##### RECORD LIST

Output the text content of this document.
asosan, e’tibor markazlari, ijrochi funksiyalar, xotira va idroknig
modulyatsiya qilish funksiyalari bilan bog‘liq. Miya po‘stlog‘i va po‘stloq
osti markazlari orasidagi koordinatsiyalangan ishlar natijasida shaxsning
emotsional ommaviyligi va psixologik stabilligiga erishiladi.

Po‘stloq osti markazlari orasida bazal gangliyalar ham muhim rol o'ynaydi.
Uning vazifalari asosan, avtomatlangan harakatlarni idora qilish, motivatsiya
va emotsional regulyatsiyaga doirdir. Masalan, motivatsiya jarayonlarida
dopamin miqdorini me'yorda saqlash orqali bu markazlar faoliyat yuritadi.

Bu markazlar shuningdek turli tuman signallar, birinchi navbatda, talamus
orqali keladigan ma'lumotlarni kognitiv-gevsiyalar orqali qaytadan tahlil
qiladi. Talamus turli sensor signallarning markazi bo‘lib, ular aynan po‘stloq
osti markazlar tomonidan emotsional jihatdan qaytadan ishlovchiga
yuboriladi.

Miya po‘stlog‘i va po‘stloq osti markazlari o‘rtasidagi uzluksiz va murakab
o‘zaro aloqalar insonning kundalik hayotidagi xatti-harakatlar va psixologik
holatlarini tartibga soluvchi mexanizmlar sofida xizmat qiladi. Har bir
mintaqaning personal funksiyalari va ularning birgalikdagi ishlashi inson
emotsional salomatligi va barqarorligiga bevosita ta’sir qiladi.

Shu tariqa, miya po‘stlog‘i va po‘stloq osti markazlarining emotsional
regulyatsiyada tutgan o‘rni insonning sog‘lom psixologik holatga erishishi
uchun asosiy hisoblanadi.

##########

*EXERCISE GOAL:* Using the data above, print every record exactly as shown.

*THE REPLY:*
Output the text content of this document.
asosan, e’tibor markazlari, ijrochi funksiyalar, xotira va idroknig
modulyatsiya qilish funksiyalari bilan bog‘liq. Miya po‘stlog‘i va po‘stloq
osti markazlari orasidagi koordinatsiyalangan ishlar natijasida shaxsning
emotsional ommaviyligi va psixologik stabilligiga erishiladi.

Po‘stloq osti markazlari orasida bazal gangliyalar ham muhim rol o'ynaydi.
Uning vazifalari asosan, avtomatlangan harakatlarni idora qilish, motivatsiya
va emotsional regulyatsiyaga doirdir. Masalan, motivatsiya jarayonlarida
dopamin miqdorini me'yorda saqlash orqali bu markazlar faoliyat yuritadi.

Bu markazlar shuningdek turli tuman signallar, birinchi navbatda, talamus
orqali keladigan ma'lumotlarni kognitiv-gevsiyalar orqali qaytadan tahlil
qiladi. Talamus turli sensor signallarning markazi bo‘lib, ular aynan po‘stloq
osti markazlar tomonidan emotsional jihatdan qaytadan ishlovchiga
yuboriladi.

Miya po‘stlog‘i va po‘stloq osti markazlari o‘rtasidagi uzluksiz va murakab
o‘zaro aloqalar insonning kundalik hayotidagi xatti-harakatlar va psixologik
holatlarini tartibga soluvchi mexanizmlar sofida xizmat qiladi. Har bir
mintaqaning personal funksiyalari va ularning birgalikdagi ishlashi inson
emotsional salomatligi va barqarorligiga bevosita ta’sir qiladi.

Shu tariqa, miya po‘stlog‘i va po‘stloq osti markazlarining emotsional
regulyatsiyada tutgan o‘rni insonning sog‘lom psixologik holatga erishishi
uchun asosiy hisoblanadi.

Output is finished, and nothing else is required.